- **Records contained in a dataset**
--- Start ---

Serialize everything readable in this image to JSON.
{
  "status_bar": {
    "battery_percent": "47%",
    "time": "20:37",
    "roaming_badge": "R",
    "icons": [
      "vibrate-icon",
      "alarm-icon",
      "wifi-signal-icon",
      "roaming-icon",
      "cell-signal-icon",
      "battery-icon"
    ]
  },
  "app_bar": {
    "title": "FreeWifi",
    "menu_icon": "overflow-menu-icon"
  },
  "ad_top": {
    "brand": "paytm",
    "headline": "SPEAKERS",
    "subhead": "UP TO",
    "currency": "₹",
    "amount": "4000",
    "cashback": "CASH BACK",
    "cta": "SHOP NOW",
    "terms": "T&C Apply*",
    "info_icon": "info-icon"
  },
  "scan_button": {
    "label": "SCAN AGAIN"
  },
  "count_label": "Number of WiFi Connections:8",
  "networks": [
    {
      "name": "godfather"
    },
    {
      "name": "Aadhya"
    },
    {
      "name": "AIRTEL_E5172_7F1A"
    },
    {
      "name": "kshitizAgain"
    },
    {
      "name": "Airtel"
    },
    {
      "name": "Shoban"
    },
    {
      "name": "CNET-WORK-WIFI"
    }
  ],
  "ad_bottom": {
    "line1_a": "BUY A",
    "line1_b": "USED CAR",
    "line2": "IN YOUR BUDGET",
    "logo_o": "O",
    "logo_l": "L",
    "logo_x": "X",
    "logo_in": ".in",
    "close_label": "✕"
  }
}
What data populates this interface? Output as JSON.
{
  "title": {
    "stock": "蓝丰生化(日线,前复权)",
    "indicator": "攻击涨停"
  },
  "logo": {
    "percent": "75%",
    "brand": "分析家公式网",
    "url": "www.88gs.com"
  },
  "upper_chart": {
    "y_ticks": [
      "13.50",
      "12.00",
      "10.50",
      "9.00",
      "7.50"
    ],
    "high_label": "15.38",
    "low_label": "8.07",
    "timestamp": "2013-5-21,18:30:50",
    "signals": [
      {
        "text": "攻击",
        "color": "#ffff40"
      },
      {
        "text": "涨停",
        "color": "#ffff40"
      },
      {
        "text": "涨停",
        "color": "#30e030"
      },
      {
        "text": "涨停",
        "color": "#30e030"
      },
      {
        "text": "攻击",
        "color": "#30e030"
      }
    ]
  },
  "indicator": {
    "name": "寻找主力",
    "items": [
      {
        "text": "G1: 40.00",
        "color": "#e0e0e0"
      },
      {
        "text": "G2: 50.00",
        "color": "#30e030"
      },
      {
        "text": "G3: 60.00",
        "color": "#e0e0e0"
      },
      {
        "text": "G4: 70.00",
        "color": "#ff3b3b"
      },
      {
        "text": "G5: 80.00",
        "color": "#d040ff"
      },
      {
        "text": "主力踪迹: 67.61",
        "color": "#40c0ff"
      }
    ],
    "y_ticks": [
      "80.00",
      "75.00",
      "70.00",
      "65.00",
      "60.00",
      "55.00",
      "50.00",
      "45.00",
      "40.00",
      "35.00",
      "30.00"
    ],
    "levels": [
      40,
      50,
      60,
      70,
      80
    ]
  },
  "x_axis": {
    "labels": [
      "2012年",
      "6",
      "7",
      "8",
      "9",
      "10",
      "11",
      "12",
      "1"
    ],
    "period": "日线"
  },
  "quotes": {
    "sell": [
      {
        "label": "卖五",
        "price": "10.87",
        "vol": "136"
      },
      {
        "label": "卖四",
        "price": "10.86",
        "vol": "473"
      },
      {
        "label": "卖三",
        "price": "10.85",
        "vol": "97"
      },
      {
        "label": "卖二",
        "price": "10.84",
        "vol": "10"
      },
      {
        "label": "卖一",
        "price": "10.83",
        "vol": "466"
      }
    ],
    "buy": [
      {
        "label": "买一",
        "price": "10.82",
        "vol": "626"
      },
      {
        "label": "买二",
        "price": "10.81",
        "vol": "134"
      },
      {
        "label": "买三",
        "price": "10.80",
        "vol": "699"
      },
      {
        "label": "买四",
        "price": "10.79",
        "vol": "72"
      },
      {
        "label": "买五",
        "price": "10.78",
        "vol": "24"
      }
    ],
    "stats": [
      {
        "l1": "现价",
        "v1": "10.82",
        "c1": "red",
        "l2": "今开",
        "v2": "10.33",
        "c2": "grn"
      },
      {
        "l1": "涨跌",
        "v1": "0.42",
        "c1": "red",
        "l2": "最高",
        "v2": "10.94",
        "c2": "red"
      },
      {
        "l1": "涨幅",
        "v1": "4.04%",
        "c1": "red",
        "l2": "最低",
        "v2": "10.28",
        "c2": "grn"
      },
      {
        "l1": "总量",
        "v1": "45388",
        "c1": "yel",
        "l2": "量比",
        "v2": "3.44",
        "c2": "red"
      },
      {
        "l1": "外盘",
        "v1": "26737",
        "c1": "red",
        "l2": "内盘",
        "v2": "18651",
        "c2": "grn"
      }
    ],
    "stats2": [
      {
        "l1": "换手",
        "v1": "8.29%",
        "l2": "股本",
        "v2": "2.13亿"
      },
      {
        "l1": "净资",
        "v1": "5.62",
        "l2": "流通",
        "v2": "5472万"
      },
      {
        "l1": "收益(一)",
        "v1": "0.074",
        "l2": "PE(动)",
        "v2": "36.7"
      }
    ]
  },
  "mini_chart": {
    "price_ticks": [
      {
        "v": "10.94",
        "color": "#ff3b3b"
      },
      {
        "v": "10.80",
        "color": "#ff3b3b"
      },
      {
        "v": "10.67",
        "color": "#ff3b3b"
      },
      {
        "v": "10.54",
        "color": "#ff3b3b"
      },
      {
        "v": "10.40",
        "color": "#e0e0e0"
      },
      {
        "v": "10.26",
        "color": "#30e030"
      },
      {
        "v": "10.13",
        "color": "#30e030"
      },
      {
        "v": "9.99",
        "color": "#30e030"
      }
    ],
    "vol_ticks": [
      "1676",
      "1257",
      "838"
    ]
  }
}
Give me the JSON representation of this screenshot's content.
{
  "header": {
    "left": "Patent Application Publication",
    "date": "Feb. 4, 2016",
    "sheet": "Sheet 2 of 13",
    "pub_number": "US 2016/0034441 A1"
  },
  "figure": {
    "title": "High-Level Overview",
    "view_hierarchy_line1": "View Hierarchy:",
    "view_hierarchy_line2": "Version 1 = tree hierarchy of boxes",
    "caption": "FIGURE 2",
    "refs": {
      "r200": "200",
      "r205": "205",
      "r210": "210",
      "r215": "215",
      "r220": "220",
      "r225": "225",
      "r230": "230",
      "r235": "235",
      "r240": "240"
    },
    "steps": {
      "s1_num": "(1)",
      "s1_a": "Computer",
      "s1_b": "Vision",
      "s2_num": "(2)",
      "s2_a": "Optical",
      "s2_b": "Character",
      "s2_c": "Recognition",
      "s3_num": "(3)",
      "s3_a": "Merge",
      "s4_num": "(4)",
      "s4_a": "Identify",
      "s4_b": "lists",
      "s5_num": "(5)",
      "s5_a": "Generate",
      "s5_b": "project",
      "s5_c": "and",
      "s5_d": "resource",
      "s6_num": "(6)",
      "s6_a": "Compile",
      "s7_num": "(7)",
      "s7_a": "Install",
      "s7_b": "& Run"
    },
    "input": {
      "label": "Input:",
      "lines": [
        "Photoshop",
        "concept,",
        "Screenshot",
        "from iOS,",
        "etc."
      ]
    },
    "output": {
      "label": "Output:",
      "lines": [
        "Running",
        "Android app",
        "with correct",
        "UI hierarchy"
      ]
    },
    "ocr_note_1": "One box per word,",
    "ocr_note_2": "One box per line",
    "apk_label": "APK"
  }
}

--- End ---

- **Given task**
Nothing but the lines from the line with "Give me the" to the last line of the listing above should appear; please retype them exactly, both ends included.

- **Written response**
Give me the JSON representation of this screenshot's content.
{
  "header": {
    "left": "Patent Application Publication",
    "date": "Feb. 4, 2016",
    "sheet": "Sheet 2 of 13",
    "pub_number": "US 2016/0034441 A1"
  },
  "figure": {
    "title": "High-Level Overview",
    "view_hierarchy_line1": "View Hierarchy:",
    "view_hierarchy_line2": "Version 1 = tree hierarchy of boxes",
    "caption": "FIGURE 2",
    "refs": {
      "r200": "200",
      "r205": "205",
      "r210": "210",
      "r215": "215",
      "r220": "220",
      "r225": "225",
      "r230": "230",
      "r235": "235",
      "r240": "240"
    },
    "steps": {
      "s1_num": "(1)",
      "s1_a": "Computer",
      "s1_b": "Vision",
      "s2_num": "(2)",
      "s2_a": "Optical",
      "s2_b": "Character",
      "s2_c": "Recognition",
      "s3_num": "(3)",
      "s3_a": "Merge",
      "s4_num": "(4)",
      "s4_a": "Identify",
      "s4_b": "lists",
      "s5_num": "(5)",
      "s5_a": "Generate",
      "s5_b": "project",
      "s5_c": "and",
      "s5_d": "resource",
      "s6_num": "(6)",
      "s6_a": "Compile",
      "s7_num": "(7)",
      "s7_a": "Install",
      "s7_b": "& Run"
    },
    "input": {
      "label": "Input:",
      "lines": [
        "Photoshop",
        "concept,",
        "Screenshot",
        "from iOS,",
        "etc."
      ]
    },
    "output": {
      "label": "Output:",
      "lines": [
        "Running",
        "Android app",
        "with correct",
        "UI hierarchy"
      ]
    },
    "ocr_note_1": "One box per word,",
    "ocr_note_2": "One box per line",
    "apk_label": "APK"
  }
}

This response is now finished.